= Task requirements =
Each record below is to be reproduced without any change.

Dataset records
>> START
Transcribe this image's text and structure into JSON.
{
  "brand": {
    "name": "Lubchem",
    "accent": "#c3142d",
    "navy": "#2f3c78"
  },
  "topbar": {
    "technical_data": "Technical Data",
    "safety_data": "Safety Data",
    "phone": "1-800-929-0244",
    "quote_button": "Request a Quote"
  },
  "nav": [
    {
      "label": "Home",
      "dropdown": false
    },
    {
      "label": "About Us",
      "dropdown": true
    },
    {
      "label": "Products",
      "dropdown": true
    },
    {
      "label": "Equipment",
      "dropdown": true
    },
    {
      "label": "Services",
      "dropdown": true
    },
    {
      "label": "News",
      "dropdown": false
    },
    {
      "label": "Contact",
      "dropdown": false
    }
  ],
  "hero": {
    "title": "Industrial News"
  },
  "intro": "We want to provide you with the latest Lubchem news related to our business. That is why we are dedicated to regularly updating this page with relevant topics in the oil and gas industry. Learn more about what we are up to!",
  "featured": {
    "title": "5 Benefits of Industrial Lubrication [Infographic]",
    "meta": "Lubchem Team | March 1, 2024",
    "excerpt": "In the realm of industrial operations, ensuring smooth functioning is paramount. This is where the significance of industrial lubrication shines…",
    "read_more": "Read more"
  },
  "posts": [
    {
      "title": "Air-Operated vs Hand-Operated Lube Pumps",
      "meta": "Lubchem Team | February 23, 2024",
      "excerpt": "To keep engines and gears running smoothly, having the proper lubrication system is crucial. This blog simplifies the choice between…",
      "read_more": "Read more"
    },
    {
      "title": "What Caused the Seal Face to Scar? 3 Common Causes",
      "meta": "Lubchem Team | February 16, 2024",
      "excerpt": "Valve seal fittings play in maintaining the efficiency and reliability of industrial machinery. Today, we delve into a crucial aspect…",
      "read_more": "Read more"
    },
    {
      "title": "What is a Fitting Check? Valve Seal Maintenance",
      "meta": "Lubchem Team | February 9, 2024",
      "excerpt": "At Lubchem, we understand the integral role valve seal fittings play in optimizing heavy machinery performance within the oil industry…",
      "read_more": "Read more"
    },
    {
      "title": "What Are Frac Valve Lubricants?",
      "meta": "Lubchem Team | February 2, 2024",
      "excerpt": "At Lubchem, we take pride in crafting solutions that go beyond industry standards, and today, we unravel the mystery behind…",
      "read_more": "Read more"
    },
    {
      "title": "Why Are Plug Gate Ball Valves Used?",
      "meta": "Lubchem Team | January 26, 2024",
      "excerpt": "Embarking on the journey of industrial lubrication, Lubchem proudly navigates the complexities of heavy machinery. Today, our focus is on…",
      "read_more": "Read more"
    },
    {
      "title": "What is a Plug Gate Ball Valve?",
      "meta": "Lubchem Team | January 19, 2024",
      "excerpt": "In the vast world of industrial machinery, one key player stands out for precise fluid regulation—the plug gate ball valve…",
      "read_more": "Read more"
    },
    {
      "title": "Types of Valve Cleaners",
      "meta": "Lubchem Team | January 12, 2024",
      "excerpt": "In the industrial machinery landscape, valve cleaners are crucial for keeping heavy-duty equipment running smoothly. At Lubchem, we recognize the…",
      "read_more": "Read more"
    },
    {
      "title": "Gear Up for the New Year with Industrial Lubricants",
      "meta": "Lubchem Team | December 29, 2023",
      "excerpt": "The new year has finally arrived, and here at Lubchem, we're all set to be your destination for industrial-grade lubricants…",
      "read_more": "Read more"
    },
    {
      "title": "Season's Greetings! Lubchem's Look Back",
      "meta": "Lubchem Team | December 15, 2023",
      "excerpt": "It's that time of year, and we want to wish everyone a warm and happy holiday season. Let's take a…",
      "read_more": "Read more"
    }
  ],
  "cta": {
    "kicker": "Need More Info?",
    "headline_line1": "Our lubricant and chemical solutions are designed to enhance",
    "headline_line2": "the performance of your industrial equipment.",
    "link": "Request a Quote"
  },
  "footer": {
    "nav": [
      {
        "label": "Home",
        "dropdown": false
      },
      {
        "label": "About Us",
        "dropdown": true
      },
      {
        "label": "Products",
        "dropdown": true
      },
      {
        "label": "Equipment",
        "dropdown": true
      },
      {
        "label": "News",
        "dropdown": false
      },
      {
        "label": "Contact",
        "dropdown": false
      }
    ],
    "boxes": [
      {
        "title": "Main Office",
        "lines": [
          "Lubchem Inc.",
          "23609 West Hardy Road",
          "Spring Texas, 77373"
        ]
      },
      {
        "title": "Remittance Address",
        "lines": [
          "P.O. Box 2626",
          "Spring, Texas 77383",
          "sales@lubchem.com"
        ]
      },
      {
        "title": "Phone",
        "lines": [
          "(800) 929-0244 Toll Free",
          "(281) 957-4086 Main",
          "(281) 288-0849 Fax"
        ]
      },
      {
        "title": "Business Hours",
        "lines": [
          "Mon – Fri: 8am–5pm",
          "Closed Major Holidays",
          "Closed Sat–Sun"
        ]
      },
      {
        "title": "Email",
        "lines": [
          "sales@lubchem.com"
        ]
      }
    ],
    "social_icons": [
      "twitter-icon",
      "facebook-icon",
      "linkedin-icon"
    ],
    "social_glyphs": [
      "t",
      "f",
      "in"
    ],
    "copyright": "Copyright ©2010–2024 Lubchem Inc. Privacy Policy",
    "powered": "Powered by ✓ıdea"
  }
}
>> END
= Written reply =
Transcribe this image's text and structure into JSON.
{
  "brand": {
    "name": "Lubchem",
    "accent": "#c3142d",
    "navy": "#2f3c78"
  },
  "topbar": {
    "technical_data": "Technical Data",
    "safety_data": "Safety Data",
    "phone": "1-800-929-0244",
    "quote_button": "Request a Quote"
  },
  "nav": [
    {
      "label": "Home",
      "dropdown": false
    },
    {
      "label": "About Us",
      "dropdown": true
    },
    {
      "label": "Products",
      "dropdown": true
    },
    {
      "label": "Equipment",
      "dropdown": true
    },
    {
      "label": "Services",
      "dropdown": true
    },
    {
      "label": "News",
      "dropdown": false
    },
    {
      "label": "Contact",
      "dropdown": false
    }
  ],
  "hero": {
    "title": "Industrial News"
  },
  "intro": "We want to provide you with the latest Lubchem news related to our business. That is why we are dedicated to regularly updating this page with relevant topics in the oil and gas industry. Learn more about what we are up to!",
  "featured": {
    "title": "5 Benefits of Industrial Lubrication [Infographic]",
    "meta": "Lubchem Team | March 1, 2024",
    "excerpt": "In the realm of industrial operations, ensuring smooth functioning is paramount. This is where the significance of industrial lubrication shines…",
    "read_more": "Read more"
  },
  "posts": [
    {
      "title": "Air-Operated vs Hand-Operated Lube Pumps",
      "meta": "Lubchem Team | February 23, 2024",
      "excerpt": "To keep engines and gears running smoothly, having the proper lubrication system is crucial. This blog simplifies the choice between…",
      "read_more": "Read more"
    },
    {
      "title": "What Caused the Seal Face to Scar? 3 Common Causes",
      "meta": "Lubchem Team | February 16, 2024",
      "excerpt": "Valve seal fittings play in maintaining the efficiency and reliability of industrial machinery. Today, we delve into a crucial aspect…",
      "read_more": "Read more"
    },
    {
      "title": "What is a Fitting Check? Valve Seal Maintenance",
      "meta": "Lubchem Team | February 9, 2024",
      "excerpt": "At Lubchem, we understand the integral role valve seal fittings play in optimizing heavy machinery performance within the oil industry…",
      "read_more": "Read more"
    },
    {
      "title": "What Are Frac Valve Lubricants?",
      "meta": "Lubchem Team | February 2, 2024",
      "excerpt": "At Lubchem, we take pride in crafting solutions that go beyond industry standards, and today, we unravel the mystery behind…",
      "read_more": "Read more"
    },
    {
      "title": "Why Are Plug Gate Ball Valves Used?",
      "meta": "Lubchem Team | January 26, 2024",
      "excerpt": "Embarking on the journey of industrial lubrication, Lubchem proudly navigates the complexities of heavy machinery. Today, our focus is on…",
      "read_more": "Read more"
    },
    {
      "title": "What is a Plug Gate Ball Valve?",
      "meta": "Lubchem Team | January 19, 2024",
      "excerpt": "In the vast world of industrial machinery, one key player stands out for precise fluid regulation—the plug gate ball valve…",
      "read_more": "Read more"
    },
    {
      "title": "Types of Valve Cleaners",
      "meta": "Lubchem Team | January 12, 2024",
      "excerpt": "In the industrial machinery landscape, valve cleaners are crucial for keeping heavy-duty equipment running smoothly. At Lubchem, we recognize the…",
      "read_more": "Read more"
    },
    {
      "title": "Gear Up for the New Year with Industrial Lubricants",
      "meta": "Lubchem Team | December 29, 2023",
      "excerpt": "The new year has finally arrived, and here at Lubchem, we're all set to be your destination for industrial-grade lubricants…",
      "read_more": "Read more"
    },
    {
      "title": "Season's Greetings! Lubchem's Look Back",
      "meta": "Lubchem Team | December 15, 2023",
      "excerpt": "It's that time of year, and we want to wish everyone a warm and happy holiday season. Let's take a…",
      "read_more": "Read more"
    }
  ],
  "cta": {
    "kicker": "Need More Info?",
    "headline_line1": "Our lubricant and chemical solutions are designed to enhance",
    "headline_line2": "the performance of your industrial equipment.",
    "link": "Request a Quote"
  },
  "footer": {
    "nav": [
      {
        "label": "Home",
        "dropdown": false
      },
      {
        "label": "About Us",
        "dropdown": true
      },
      {
        "label": "Products",
        "dropdown": true
      },
      {
        "label": "Equipment",
        "dropdown": true
      },
      {
        "label": "News",
        "dropdown": false
      },
      {
        "label": "Contact",
        "dropdown": false
      }
    ],
    "boxes": [
      {
        "title": "Main Office",
        "lines": [
          "Lubchem Inc.",
          "23609 West Hardy Road",
          "Spring Texas, 77373"
        ]
      },
      {
        "title": "Remittance Address",
        "lines": [
          "P.O. Box 2626",
          "Spring, Texas 77383",
          "sales@lubchem.com"
        ]
      },
      {
        "title": "Phone",
        "lines": [
          "(800) 929-0244 Toll Free",
          "(281) 957-4086 Main",
          "(281) 288-0849 Fax"
        ]
      },
      {
        "title": "Business Hours",
        "lines": [
          "Mon – Fri: 8am–5pm",
          "Closed Major Holidays",
          "Closed Sat–Sun"
        ]
      },
      {
        "title": "Email",
        "lines": [
          "sales@lubchem.com"
        ]
      }
    ],
    "social_icons": [
      "twitter-icon",
      "facebook-icon",
      "linkedin-icon"
    ],
    "social_glyphs": [
      "t",
      "f",
      "in"
    ],
    "copyright": "Copyright ©2010–2024 Lubchem Inc. Privacy Policy",
    "powered": "Powered by ✓ıdea"
  }
}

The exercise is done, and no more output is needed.